**Work required**
Show each line that has the string "Deposito" in it.

**Dataset entries**
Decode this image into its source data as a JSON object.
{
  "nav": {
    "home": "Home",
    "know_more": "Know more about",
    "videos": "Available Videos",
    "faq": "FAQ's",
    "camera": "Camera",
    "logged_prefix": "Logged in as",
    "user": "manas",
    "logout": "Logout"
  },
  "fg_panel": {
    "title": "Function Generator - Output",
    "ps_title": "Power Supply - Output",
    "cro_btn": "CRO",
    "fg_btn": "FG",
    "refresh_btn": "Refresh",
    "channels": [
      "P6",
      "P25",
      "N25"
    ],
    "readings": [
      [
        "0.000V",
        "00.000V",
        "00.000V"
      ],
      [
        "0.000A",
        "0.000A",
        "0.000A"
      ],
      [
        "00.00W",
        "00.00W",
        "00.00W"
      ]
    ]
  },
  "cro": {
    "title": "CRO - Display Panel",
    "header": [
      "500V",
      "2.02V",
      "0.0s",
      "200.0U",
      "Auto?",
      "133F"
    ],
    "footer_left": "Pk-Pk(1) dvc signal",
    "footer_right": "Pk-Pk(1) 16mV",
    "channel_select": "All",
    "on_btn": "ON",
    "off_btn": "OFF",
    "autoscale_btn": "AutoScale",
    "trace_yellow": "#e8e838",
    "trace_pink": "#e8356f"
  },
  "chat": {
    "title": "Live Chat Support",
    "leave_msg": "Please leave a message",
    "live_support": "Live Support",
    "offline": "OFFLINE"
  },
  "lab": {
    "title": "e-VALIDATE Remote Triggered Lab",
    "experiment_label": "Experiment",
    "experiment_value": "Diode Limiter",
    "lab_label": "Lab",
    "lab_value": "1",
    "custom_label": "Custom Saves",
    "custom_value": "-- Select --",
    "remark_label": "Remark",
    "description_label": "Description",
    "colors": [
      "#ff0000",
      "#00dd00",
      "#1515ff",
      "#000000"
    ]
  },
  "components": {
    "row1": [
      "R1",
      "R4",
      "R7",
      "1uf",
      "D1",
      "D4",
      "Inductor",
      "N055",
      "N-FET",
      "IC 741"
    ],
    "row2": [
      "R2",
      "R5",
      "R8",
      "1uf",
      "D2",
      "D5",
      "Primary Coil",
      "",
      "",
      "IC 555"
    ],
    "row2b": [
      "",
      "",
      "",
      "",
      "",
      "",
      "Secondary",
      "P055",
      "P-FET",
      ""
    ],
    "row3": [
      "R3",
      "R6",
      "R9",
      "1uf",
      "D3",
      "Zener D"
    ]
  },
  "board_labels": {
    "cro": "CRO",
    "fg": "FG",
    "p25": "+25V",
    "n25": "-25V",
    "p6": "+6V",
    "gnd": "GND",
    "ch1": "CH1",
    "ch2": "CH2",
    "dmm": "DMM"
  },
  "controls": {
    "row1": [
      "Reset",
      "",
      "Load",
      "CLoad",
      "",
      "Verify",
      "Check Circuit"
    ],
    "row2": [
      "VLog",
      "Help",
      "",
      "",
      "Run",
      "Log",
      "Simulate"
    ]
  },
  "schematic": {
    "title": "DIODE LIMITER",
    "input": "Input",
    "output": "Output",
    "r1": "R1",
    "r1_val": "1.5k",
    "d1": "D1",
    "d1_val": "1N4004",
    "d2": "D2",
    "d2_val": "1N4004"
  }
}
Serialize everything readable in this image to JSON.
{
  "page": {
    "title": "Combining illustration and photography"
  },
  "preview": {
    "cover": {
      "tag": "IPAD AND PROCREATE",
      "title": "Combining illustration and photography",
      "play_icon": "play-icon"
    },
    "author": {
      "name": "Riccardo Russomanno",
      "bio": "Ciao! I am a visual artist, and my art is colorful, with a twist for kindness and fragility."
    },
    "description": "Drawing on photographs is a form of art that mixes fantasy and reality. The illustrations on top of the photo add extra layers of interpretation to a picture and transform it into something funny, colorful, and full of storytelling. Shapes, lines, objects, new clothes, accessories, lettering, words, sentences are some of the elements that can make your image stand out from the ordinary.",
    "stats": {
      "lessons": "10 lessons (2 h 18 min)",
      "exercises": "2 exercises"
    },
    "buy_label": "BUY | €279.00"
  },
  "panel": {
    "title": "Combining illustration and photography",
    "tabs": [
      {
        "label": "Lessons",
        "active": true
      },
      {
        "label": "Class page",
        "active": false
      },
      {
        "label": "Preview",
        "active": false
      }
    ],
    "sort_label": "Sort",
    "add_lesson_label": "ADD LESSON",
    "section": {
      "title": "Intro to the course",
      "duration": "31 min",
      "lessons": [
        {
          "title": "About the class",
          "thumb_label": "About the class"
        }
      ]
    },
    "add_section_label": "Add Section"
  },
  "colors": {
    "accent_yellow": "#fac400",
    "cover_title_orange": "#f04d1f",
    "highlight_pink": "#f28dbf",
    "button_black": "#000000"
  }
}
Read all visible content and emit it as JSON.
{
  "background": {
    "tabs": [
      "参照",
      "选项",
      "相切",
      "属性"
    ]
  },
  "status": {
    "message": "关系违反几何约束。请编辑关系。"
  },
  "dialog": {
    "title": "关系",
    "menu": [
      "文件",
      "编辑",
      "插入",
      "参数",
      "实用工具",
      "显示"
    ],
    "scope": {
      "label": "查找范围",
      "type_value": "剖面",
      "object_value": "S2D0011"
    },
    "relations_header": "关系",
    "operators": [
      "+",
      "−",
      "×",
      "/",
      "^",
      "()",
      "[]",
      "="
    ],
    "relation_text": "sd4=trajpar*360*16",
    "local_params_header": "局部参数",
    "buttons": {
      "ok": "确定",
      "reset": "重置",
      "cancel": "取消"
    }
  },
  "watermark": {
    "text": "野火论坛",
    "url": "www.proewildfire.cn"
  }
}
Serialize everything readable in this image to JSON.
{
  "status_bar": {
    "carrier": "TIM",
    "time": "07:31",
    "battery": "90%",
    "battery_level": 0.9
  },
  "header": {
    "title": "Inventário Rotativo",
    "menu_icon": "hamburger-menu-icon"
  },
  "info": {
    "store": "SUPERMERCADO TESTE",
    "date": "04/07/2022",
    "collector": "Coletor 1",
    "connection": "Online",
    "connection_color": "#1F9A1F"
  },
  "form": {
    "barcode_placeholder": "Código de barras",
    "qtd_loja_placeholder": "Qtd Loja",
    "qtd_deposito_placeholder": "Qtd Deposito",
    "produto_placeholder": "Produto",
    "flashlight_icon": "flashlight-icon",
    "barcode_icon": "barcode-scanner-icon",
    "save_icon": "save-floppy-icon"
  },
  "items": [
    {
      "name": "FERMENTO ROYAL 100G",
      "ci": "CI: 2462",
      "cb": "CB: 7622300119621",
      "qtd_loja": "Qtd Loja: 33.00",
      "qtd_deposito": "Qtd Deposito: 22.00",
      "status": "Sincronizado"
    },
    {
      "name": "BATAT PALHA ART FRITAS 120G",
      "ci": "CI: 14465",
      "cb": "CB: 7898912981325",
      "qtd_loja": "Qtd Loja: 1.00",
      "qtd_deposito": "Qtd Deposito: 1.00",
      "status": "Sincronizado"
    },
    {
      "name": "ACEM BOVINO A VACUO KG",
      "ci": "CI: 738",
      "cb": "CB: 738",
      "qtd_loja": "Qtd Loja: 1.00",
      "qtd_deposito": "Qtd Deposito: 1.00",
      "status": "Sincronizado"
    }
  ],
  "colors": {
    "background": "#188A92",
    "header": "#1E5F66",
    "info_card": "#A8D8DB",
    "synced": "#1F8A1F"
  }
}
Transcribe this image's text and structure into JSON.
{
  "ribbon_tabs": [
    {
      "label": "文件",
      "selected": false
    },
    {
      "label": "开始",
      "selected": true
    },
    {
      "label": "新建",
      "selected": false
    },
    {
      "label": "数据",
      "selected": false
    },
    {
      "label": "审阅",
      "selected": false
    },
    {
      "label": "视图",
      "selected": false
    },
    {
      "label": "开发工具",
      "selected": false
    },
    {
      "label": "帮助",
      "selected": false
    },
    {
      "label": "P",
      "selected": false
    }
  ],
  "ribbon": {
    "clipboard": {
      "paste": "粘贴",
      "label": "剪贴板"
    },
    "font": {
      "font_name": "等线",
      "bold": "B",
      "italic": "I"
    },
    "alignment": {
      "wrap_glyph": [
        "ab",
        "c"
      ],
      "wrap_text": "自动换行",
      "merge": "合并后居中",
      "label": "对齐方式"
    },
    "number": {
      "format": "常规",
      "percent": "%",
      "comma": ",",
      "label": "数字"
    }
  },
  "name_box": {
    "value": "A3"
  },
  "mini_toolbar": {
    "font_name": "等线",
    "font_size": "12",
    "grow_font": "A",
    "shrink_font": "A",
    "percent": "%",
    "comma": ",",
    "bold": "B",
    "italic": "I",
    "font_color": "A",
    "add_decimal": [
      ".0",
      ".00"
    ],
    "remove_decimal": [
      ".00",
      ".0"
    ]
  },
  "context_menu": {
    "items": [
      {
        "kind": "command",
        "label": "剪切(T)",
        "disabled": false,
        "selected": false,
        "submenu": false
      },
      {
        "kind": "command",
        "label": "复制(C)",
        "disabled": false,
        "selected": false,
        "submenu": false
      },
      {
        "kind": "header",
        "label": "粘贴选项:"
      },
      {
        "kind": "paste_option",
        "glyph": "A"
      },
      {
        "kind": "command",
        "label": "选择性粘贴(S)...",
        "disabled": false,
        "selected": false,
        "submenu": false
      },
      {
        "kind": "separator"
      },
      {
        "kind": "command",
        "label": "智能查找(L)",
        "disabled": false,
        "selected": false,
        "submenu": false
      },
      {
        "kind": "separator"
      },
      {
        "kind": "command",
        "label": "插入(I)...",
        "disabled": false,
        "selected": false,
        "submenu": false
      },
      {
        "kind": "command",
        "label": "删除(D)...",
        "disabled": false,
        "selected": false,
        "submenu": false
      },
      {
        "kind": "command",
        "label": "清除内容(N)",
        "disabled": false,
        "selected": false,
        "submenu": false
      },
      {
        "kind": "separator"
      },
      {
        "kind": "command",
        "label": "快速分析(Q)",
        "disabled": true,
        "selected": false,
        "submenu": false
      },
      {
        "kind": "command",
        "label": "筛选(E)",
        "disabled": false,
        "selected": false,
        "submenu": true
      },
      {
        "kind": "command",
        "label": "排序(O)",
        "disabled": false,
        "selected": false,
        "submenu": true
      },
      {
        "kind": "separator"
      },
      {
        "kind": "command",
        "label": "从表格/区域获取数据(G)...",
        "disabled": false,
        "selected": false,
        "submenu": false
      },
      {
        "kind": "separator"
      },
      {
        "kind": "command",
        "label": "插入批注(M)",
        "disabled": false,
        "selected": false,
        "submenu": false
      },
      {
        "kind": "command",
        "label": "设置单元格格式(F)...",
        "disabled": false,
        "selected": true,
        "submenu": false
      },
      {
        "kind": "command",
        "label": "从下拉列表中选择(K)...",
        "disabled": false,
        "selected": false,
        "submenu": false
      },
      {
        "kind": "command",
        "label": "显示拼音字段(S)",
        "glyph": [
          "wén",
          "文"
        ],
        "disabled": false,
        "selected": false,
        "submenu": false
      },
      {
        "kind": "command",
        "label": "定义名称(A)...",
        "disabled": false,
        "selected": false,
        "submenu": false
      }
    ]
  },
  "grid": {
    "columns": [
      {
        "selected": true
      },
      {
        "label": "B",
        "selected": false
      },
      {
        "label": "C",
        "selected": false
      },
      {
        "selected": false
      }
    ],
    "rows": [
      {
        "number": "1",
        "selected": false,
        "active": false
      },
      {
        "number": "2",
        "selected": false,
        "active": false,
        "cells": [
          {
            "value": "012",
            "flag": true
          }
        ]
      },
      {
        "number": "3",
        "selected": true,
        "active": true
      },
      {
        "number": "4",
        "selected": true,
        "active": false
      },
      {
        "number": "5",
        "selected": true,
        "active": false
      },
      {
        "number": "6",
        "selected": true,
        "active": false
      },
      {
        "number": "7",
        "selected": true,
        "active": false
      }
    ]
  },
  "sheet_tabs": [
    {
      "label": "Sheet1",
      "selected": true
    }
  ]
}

**Finished task**
    "qtd_deposito_placeholder": "Qtd Deposito",
      "qtd_deposito": "Qtd Deposito: 22.00",
      "qtd_deposito": "Qtd Deposito: 1.00",
      "qtd_deposito": "Qtd Deposito: 1.00",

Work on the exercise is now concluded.